Wherever the word "JSON" appears in a line, extract that line.

• • • • •

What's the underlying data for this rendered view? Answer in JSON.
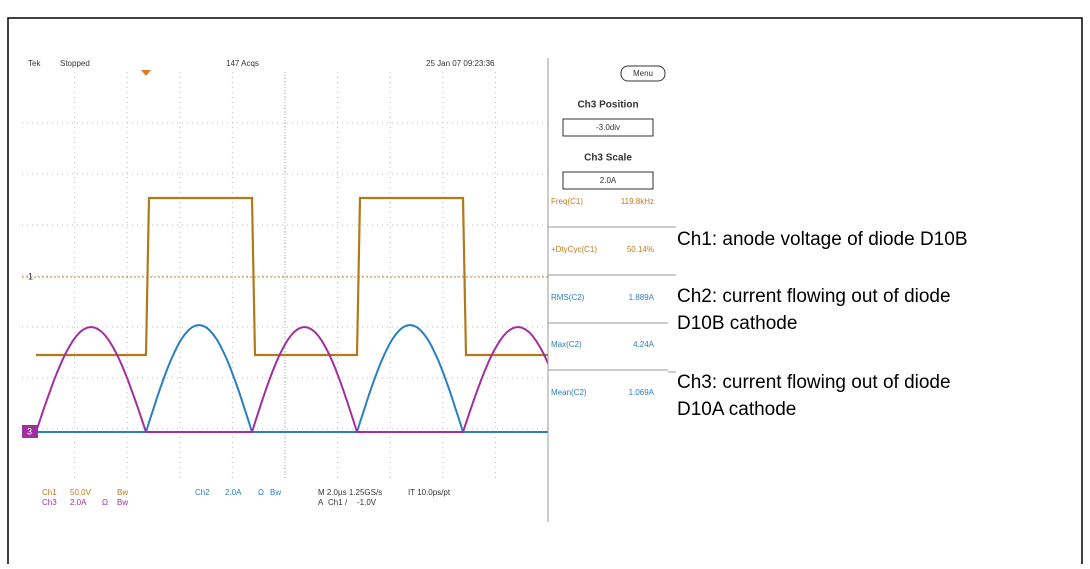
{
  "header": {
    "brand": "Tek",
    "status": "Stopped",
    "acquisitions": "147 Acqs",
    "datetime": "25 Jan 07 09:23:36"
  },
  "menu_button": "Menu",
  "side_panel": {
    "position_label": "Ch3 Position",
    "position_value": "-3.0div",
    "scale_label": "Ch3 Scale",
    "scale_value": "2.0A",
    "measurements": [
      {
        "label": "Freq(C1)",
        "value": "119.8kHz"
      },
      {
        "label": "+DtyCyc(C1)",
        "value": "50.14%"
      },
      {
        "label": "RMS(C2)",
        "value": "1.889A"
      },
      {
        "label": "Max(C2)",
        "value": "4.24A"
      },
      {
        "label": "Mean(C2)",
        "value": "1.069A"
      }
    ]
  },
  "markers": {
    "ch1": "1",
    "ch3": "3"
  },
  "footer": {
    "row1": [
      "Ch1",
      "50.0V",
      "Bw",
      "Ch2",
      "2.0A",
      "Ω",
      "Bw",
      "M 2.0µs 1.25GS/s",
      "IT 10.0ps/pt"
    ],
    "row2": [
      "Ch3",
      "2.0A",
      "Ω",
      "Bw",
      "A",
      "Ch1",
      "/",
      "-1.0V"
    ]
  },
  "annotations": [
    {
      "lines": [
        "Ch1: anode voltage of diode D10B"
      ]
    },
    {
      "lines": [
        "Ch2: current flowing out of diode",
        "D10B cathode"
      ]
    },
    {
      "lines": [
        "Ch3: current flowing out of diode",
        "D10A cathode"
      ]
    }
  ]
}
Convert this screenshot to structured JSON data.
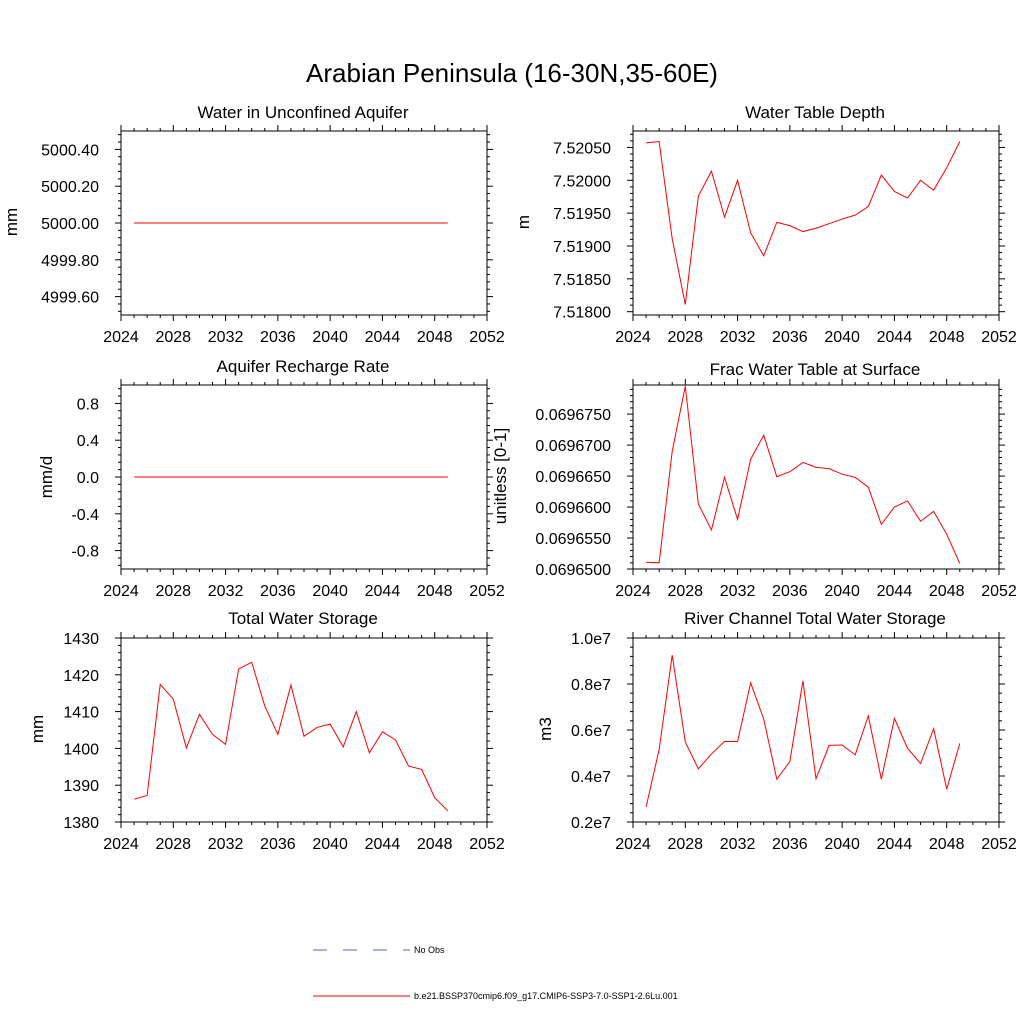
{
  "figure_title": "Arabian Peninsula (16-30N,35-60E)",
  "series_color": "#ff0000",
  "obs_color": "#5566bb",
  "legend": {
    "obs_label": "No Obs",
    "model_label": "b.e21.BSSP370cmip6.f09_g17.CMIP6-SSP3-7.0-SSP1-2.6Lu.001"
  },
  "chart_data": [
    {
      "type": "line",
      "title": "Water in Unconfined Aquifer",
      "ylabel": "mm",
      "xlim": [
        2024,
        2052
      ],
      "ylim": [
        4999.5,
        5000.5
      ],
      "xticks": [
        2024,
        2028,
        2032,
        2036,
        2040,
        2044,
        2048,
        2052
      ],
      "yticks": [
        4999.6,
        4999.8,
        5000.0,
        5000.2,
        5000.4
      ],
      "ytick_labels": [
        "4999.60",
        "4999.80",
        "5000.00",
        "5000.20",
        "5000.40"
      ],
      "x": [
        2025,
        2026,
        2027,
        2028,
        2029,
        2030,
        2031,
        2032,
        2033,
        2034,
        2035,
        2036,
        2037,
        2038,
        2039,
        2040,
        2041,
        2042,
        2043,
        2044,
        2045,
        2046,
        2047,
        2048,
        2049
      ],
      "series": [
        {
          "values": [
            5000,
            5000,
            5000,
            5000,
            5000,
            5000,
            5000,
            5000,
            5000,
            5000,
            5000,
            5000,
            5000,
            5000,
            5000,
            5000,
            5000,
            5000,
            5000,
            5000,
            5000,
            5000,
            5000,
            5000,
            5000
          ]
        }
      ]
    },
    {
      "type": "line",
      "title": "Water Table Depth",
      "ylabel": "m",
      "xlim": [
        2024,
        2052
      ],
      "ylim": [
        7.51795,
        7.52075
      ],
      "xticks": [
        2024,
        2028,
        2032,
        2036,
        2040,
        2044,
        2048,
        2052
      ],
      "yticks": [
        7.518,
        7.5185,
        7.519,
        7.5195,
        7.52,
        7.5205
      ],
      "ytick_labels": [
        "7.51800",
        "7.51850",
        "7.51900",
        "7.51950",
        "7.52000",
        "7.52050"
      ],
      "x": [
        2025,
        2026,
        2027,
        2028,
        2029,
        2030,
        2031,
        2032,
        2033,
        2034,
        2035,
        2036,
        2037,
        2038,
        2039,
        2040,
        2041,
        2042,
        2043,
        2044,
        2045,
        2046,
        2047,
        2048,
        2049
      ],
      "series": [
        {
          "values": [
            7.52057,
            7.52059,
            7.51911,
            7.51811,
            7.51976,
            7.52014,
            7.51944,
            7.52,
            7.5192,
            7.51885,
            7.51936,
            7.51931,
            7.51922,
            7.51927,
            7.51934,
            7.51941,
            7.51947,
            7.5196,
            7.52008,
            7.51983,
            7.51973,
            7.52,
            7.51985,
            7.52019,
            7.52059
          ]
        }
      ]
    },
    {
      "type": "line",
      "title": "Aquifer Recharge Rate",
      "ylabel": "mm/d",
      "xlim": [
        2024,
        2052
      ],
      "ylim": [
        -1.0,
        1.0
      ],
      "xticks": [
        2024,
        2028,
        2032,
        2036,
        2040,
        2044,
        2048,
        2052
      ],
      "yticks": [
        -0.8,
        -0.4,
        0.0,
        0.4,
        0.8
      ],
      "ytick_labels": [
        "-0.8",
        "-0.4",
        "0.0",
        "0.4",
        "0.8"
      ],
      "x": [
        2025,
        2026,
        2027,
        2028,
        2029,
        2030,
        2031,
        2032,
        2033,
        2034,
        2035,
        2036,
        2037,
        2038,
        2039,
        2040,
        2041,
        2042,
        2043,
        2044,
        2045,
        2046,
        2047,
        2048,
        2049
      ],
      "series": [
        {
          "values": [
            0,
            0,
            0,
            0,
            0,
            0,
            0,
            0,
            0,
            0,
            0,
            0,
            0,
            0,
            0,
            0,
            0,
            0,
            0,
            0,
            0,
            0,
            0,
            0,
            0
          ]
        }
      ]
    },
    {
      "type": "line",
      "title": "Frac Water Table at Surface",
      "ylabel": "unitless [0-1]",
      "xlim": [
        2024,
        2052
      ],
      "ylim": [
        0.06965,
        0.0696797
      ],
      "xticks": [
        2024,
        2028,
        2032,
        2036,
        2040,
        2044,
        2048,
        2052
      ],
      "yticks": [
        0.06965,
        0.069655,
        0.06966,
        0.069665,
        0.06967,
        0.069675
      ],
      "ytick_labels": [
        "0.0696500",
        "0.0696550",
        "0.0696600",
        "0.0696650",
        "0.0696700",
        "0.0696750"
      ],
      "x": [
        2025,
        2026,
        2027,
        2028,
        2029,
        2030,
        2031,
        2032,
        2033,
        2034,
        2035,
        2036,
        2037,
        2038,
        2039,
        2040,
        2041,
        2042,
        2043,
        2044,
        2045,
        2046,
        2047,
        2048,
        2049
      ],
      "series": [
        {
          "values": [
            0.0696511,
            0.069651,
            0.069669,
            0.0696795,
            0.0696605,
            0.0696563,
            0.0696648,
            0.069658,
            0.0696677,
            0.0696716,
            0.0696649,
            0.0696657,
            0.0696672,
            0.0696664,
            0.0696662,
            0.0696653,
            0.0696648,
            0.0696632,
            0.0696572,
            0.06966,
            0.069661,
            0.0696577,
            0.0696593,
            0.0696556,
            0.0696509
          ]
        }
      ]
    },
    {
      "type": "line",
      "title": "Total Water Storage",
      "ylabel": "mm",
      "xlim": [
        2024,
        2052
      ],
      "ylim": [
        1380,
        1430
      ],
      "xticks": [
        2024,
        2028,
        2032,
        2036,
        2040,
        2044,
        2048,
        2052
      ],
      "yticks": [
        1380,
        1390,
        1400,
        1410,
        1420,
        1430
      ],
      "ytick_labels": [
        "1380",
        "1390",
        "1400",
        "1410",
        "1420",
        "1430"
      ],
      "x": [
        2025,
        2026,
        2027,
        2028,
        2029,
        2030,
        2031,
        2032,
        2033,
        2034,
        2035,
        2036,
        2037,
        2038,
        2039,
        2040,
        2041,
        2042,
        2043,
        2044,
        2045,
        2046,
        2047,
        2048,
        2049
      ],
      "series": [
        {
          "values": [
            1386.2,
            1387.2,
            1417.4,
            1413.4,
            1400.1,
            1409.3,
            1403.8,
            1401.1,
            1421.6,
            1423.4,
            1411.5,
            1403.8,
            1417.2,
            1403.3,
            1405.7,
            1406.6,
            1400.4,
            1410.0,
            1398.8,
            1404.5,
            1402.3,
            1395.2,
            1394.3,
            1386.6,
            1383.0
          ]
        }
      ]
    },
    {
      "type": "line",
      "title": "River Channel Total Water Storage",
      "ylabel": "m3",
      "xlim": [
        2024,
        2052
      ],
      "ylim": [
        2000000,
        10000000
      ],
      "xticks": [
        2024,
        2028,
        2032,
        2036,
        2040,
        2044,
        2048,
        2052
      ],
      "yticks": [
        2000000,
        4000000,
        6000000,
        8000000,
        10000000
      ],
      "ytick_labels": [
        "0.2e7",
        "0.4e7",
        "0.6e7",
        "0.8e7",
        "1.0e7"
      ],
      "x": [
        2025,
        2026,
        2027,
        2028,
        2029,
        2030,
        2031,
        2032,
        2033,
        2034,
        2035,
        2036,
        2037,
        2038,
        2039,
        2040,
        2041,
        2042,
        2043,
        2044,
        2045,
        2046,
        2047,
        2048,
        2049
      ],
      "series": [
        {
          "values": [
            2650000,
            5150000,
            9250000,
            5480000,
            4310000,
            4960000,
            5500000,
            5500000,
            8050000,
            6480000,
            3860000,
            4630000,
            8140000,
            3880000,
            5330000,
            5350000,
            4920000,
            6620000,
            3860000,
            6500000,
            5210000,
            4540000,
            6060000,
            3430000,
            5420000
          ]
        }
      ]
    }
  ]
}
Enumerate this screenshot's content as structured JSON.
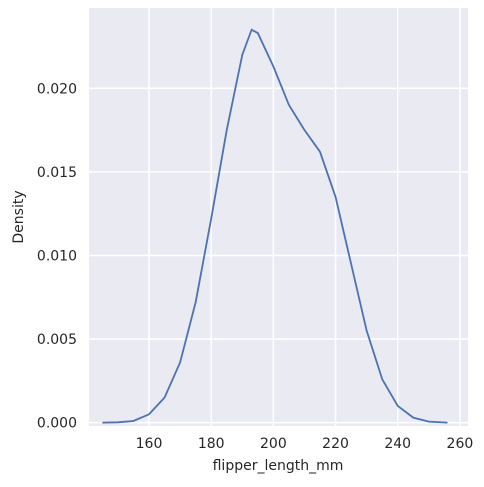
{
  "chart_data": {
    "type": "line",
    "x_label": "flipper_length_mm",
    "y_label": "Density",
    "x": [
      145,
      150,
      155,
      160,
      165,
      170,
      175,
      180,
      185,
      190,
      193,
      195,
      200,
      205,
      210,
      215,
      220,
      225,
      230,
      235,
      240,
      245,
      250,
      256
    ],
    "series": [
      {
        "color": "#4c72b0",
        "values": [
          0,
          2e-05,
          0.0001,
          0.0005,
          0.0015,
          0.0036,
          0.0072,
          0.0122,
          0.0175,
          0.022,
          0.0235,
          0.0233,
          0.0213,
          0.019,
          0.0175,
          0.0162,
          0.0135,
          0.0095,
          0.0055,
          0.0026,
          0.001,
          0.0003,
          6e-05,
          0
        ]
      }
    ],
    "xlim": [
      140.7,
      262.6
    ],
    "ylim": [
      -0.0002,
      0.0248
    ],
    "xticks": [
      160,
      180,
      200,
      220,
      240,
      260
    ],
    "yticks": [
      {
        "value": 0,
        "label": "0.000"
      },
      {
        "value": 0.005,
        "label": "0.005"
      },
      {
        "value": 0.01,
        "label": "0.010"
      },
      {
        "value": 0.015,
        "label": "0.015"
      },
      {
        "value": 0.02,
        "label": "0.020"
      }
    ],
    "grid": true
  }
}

• • • • •

### SOLUTION TO THE PROBLEM
What's the underlying data for this rendered view? Answer in JSON.
Convert this screenshot to structured JSON data.
Enumerate this screenshot's content as structured JSON.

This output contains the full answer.